Records from a collection of figures
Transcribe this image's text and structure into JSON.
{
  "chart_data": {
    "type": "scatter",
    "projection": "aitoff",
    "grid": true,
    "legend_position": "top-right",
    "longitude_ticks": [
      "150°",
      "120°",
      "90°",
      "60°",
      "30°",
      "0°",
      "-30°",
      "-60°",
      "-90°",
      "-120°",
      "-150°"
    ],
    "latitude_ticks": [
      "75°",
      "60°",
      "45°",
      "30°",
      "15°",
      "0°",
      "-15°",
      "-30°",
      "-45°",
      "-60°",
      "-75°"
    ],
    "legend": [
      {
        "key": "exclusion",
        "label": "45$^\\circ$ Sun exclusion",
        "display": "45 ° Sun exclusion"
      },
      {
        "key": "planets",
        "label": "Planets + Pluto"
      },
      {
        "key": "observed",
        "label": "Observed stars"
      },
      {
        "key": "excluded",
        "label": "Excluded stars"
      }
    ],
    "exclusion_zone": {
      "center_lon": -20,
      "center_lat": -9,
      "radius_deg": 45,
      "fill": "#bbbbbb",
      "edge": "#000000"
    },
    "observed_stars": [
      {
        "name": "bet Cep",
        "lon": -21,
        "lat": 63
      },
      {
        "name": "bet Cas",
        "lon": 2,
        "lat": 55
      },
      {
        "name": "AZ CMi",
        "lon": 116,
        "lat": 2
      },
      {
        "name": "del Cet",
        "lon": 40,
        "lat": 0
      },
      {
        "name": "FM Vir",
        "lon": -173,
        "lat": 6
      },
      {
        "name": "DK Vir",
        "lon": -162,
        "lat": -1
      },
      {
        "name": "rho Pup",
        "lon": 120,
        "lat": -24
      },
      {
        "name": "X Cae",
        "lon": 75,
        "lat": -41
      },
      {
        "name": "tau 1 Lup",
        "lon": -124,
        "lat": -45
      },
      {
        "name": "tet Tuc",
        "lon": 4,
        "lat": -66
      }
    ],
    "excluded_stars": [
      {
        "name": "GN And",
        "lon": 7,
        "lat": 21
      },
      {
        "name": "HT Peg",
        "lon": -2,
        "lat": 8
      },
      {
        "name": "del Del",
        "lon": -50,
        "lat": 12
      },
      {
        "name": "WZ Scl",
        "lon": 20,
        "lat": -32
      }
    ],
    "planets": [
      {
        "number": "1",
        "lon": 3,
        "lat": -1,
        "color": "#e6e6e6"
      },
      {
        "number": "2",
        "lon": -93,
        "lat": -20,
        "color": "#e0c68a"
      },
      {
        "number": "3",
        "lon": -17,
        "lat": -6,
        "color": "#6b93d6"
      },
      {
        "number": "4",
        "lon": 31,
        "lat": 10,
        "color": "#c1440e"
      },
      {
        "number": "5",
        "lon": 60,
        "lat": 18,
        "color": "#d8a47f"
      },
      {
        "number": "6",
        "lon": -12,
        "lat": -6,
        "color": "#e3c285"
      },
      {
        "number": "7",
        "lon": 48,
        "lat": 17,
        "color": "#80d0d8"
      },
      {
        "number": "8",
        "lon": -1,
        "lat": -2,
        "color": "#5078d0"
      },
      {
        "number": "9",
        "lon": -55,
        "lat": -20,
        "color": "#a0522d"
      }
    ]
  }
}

* * *

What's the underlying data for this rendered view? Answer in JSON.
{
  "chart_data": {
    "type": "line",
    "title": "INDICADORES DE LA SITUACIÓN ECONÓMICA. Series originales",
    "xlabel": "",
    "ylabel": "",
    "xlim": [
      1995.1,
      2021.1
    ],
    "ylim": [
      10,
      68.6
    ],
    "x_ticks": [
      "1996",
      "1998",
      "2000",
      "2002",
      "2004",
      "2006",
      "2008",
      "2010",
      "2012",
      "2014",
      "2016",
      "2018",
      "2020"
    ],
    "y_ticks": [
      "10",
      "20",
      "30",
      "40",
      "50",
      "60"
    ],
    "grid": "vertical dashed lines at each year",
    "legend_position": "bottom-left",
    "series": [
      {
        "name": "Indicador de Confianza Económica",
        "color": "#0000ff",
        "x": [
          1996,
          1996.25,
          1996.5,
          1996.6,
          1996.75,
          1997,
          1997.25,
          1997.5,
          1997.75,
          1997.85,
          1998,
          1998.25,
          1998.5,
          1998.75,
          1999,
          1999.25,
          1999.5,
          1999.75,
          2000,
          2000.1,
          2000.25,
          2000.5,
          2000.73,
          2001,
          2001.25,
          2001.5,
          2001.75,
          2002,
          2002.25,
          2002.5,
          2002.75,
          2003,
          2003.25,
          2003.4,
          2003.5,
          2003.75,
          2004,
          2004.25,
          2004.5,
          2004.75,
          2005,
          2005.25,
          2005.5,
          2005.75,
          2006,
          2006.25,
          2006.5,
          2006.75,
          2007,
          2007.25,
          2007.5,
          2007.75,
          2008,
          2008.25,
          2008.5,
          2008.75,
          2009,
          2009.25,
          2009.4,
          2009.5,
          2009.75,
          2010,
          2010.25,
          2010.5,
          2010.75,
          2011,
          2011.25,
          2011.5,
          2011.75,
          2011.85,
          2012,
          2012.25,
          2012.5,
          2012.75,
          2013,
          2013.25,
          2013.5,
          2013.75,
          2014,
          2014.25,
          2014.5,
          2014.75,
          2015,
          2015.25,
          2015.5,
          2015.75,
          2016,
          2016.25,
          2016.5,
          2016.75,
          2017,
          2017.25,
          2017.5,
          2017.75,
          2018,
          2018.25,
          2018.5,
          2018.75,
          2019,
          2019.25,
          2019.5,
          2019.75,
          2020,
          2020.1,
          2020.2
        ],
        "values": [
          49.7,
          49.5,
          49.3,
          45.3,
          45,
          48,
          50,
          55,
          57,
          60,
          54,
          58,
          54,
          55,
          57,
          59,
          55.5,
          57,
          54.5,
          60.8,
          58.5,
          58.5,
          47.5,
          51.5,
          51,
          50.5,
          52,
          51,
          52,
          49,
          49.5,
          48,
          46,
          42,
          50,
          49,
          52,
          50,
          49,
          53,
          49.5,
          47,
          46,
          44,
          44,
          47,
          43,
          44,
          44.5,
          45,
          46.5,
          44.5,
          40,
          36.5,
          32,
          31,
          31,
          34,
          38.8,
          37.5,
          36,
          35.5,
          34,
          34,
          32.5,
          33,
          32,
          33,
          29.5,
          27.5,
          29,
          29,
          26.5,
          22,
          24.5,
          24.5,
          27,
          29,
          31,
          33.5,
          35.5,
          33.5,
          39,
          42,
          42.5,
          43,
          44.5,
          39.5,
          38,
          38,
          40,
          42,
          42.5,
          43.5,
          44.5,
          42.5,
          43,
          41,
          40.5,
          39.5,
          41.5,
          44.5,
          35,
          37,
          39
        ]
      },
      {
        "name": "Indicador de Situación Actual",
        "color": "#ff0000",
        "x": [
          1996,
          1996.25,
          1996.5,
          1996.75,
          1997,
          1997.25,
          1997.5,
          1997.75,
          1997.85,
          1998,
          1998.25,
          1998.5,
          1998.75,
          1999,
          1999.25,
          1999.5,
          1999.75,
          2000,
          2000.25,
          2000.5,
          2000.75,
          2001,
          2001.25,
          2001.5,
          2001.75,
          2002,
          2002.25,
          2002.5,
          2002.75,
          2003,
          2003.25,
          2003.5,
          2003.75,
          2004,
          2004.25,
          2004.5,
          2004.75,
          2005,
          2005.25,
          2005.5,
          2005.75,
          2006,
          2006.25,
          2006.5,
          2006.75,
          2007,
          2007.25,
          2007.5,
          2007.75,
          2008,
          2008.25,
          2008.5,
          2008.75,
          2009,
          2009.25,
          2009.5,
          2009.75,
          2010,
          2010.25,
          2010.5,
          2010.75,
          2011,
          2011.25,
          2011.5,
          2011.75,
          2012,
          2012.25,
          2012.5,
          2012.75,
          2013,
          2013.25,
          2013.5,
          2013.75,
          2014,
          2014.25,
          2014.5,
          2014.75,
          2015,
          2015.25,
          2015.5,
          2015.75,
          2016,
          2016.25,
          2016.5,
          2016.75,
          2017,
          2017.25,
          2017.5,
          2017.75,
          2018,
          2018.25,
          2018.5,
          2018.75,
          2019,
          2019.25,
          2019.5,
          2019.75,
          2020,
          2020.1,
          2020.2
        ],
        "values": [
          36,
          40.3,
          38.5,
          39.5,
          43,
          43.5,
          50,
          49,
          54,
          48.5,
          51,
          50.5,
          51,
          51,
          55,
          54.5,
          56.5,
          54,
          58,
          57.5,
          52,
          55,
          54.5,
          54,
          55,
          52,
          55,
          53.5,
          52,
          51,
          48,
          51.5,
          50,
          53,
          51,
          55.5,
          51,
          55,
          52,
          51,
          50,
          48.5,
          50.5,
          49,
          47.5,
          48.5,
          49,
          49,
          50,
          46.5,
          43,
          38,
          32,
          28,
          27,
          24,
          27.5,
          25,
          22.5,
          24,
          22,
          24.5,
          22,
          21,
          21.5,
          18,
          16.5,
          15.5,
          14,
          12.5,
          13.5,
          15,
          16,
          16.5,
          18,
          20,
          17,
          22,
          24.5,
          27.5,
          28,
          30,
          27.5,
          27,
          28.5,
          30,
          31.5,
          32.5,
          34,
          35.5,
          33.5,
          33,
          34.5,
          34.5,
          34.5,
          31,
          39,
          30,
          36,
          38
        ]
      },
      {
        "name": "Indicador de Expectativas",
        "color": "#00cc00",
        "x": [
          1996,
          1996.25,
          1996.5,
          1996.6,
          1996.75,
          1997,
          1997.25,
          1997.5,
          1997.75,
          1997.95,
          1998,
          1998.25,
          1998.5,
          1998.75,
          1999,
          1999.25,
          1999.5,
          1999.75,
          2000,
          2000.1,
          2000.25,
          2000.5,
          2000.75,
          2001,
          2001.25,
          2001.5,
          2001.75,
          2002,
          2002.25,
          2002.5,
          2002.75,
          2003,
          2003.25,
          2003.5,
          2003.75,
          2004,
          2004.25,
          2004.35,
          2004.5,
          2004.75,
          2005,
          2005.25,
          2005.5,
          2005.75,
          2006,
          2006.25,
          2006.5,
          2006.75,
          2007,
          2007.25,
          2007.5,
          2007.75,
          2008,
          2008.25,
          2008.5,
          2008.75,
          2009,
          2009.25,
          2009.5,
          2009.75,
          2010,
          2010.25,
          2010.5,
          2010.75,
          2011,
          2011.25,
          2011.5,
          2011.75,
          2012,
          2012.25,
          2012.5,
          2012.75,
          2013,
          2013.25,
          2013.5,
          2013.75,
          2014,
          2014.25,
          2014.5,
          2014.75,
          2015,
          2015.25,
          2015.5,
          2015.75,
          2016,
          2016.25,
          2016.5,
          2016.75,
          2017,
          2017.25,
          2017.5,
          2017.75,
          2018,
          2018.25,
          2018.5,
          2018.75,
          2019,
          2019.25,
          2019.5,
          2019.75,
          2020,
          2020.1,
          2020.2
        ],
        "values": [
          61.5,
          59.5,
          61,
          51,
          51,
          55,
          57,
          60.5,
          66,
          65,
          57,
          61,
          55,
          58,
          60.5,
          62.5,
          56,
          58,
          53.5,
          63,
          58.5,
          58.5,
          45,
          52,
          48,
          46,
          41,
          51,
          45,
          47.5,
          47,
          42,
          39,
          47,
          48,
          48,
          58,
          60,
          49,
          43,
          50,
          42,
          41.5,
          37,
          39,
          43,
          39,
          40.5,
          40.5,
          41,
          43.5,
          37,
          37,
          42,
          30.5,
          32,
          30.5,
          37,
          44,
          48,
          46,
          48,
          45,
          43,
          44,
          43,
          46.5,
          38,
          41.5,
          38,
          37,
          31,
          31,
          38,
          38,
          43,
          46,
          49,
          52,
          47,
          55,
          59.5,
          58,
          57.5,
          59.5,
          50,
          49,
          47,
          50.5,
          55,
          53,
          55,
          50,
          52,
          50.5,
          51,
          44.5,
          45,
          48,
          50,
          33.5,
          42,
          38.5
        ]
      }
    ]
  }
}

● **WHAT IS EXPECTED**: Read the entries and pick out all lines that include the word "grid".

● **SOLUTION**:
    "grid": true,
    "grid": "vertical dashed lines at each year",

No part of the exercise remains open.